What you are asked to do:
Copy every line of the entries that includes the word "Slide".

Input material:
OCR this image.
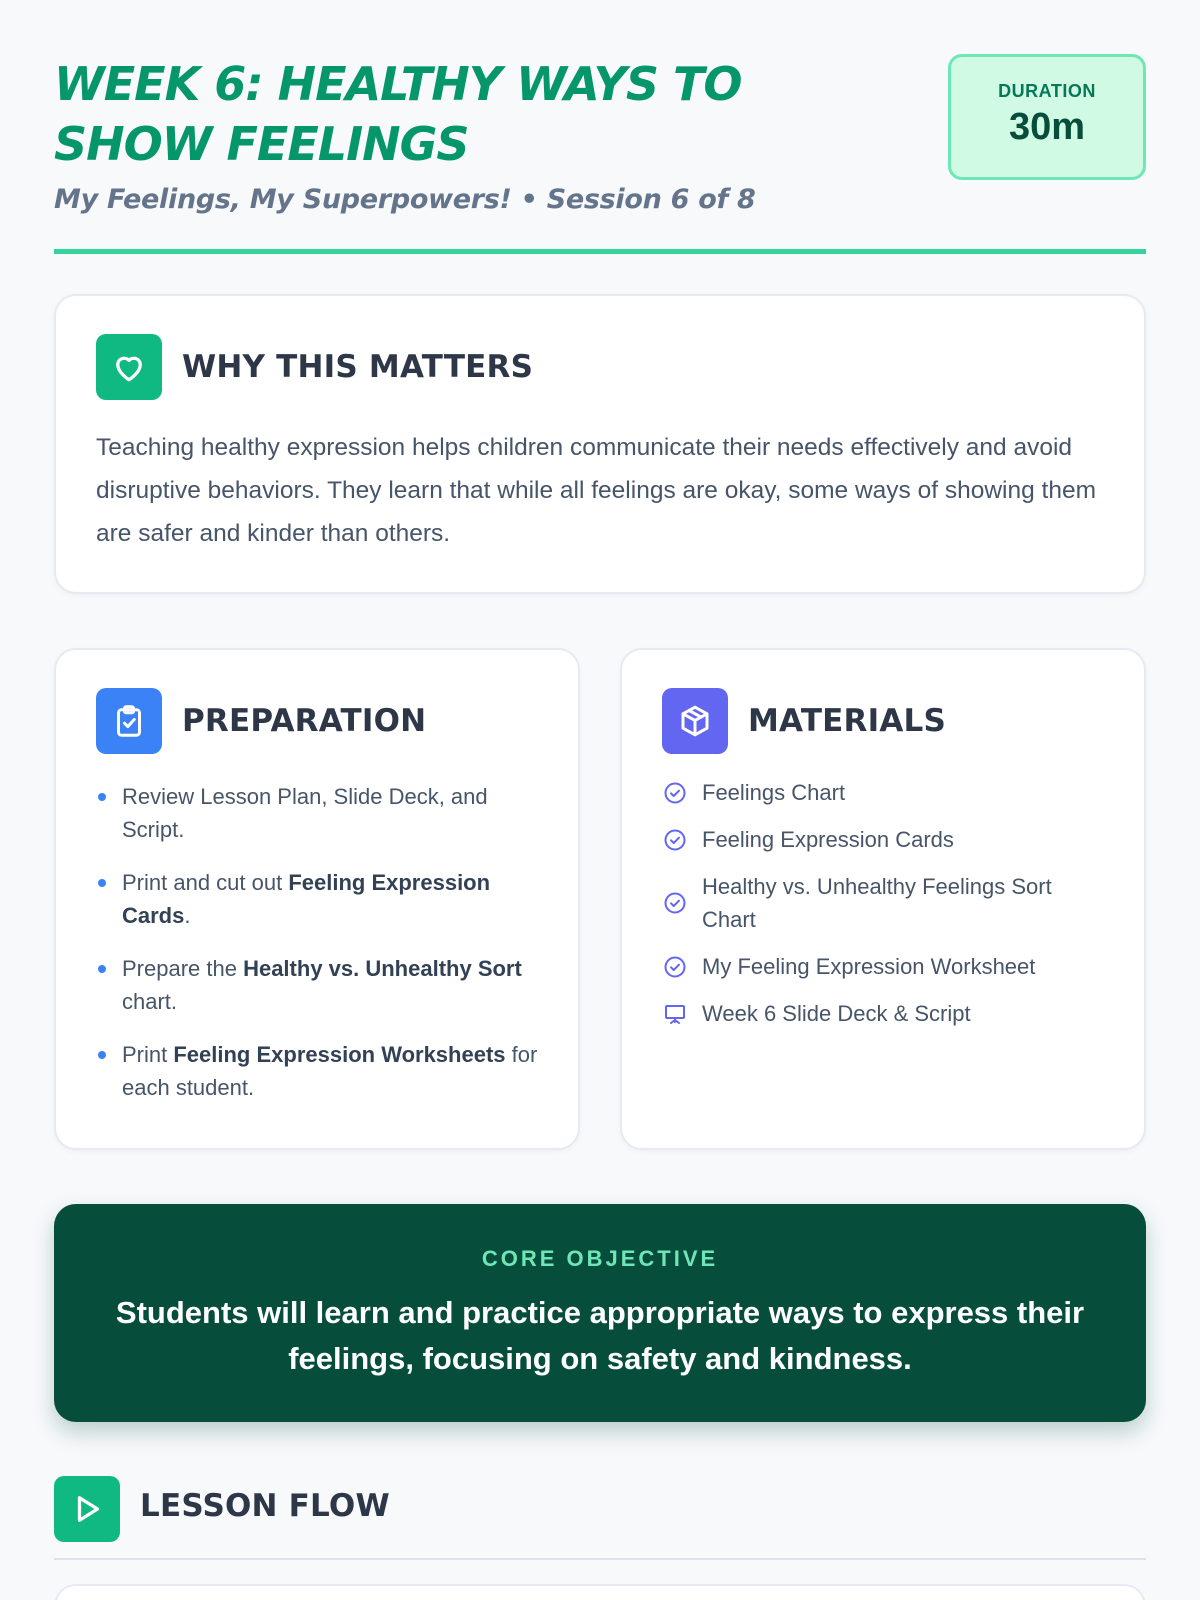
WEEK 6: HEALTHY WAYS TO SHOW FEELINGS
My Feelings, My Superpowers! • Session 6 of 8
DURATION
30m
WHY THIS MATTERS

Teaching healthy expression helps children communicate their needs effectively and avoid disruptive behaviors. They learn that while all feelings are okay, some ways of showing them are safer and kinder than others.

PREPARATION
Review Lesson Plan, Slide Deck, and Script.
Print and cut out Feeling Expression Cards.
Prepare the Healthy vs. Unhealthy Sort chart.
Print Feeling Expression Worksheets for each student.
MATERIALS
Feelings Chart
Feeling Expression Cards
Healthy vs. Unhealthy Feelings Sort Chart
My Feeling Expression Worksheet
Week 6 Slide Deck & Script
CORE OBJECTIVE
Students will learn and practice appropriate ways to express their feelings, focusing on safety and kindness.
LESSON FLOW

==

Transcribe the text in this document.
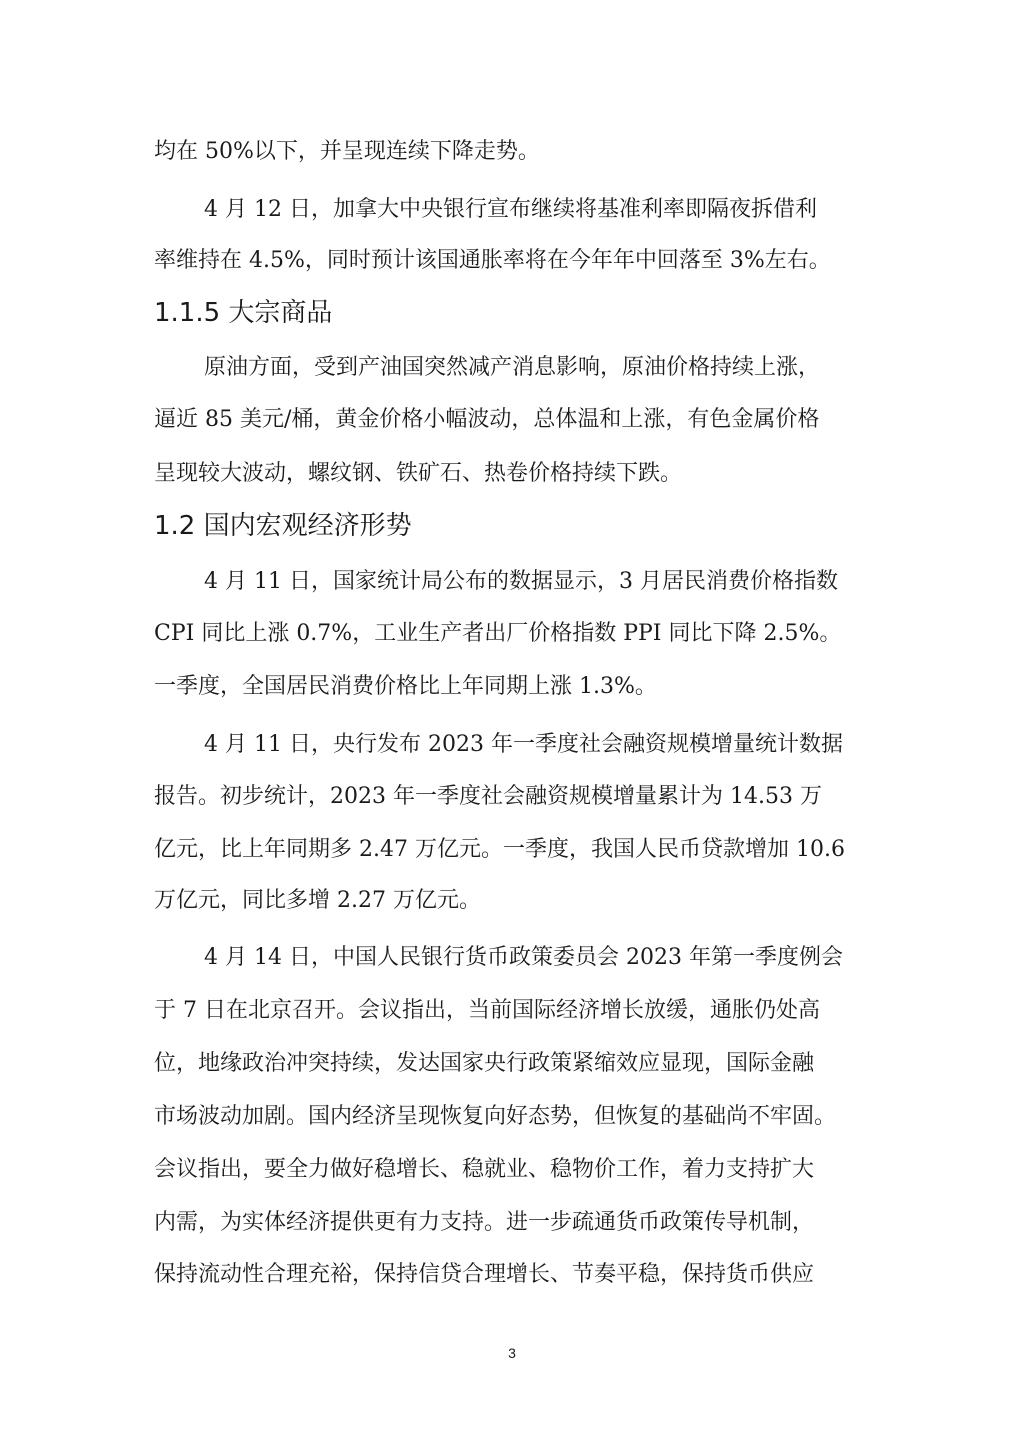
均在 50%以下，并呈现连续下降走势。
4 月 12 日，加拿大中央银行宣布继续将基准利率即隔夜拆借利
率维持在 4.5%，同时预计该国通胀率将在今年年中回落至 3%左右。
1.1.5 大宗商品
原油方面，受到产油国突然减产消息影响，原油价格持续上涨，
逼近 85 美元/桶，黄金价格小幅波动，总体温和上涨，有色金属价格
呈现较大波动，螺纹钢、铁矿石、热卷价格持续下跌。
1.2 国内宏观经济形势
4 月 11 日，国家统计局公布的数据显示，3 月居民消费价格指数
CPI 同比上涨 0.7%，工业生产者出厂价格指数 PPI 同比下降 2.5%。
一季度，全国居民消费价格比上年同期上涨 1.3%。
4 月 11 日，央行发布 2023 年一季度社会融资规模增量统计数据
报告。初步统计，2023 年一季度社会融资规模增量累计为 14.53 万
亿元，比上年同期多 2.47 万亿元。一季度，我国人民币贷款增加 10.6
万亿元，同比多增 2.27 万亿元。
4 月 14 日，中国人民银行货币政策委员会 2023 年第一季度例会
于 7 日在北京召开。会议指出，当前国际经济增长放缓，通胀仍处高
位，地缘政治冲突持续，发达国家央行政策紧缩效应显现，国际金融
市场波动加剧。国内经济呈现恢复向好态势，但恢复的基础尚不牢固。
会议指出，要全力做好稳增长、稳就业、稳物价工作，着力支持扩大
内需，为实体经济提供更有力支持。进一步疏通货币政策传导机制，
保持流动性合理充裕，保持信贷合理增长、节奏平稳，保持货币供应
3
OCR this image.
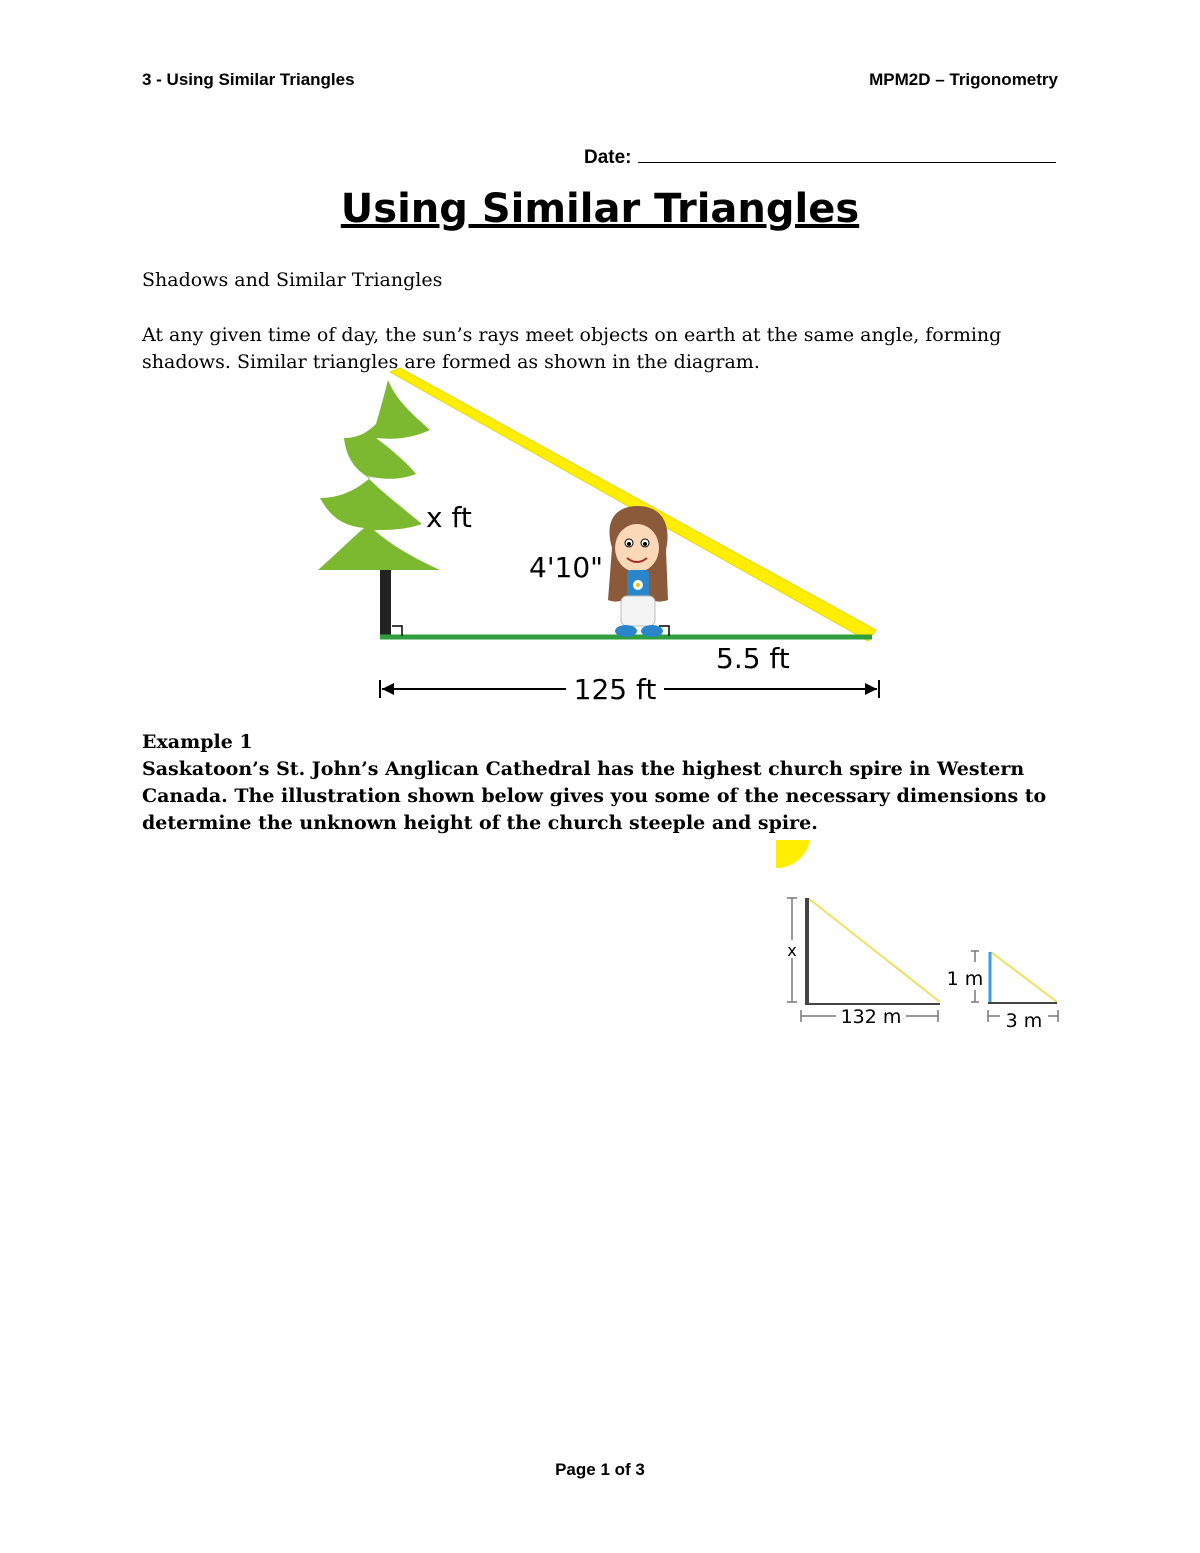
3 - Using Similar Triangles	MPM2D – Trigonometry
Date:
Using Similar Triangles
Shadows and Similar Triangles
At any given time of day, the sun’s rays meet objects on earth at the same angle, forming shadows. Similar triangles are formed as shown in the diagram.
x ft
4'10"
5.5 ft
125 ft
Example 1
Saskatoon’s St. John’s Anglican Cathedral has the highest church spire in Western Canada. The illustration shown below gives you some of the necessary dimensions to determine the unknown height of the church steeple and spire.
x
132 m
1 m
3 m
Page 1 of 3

Solution for this problem:
Review Lesson Plan, Slide Deck, and Script.
Week 6 Slide Deck & Script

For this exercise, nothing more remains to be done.